▶ Stated task:
Below are some records; reproduce every one of them exactly.

┄┄┄┄┄┄┄┄┄┄

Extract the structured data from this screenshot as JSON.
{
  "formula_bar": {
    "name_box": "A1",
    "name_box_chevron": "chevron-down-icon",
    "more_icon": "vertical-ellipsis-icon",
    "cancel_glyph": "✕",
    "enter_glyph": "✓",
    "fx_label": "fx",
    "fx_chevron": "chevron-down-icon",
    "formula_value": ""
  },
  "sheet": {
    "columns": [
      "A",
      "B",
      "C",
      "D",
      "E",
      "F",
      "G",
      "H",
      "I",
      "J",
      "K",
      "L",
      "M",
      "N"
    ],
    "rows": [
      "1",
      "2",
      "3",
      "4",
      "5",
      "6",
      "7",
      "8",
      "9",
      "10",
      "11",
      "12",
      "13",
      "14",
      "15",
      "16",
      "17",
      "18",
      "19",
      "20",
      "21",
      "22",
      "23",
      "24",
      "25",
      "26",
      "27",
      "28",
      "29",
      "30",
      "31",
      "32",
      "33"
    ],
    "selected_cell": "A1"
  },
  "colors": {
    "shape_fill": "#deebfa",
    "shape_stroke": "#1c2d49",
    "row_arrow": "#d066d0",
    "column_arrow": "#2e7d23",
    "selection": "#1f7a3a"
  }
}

┄┄┄┄┄┄┄┄┄┄

▶ Exercise output:
Extract the structured data from this screenshot as JSON.
{
  "formula_bar": {
    "name_box": "A1",
    "name_box_chevron": "chevron-down-icon",
    "more_icon": "vertical-ellipsis-icon",
    "cancel_glyph": "✕",
    "enter_glyph": "✓",
    "fx_label": "fx",
    "fx_chevron": "chevron-down-icon",
    "formula_value": ""
  },
  "sheet": {
    "columns": [
      "A",
      "B",
      "C",
      "D",
      "E",
      "F",
      "G",
      "H",
      "I",
      "J",
      "K",
      "L",
      "M",
      "N"
    ],
    "rows": [
      "1",
      "2",
      "3",
      "4",
      "5",
      "6",
      "7",
      "8",
      "9",
      "10",
      "11",
      "12",
      "13",
      "14",
      "15",
      "16",
      "17",
      "18",
      "19",
      "20",
      "21",
      "22",
      "23",
      "24",
      "25",
      "26",
      "27",
      "28",
      "29",
      "30",
      "31",
      "32",
      "33"
    ],
    "selected_cell": "A1"
  },
  "colors": {
    "shape_fill": "#deebfa",
    "shape_stroke": "#1c2d49",
    "row_arrow": "#d066d0",
    "column_arrow": "#2e7d23",
    "selection": "#1f7a3a"
  }
}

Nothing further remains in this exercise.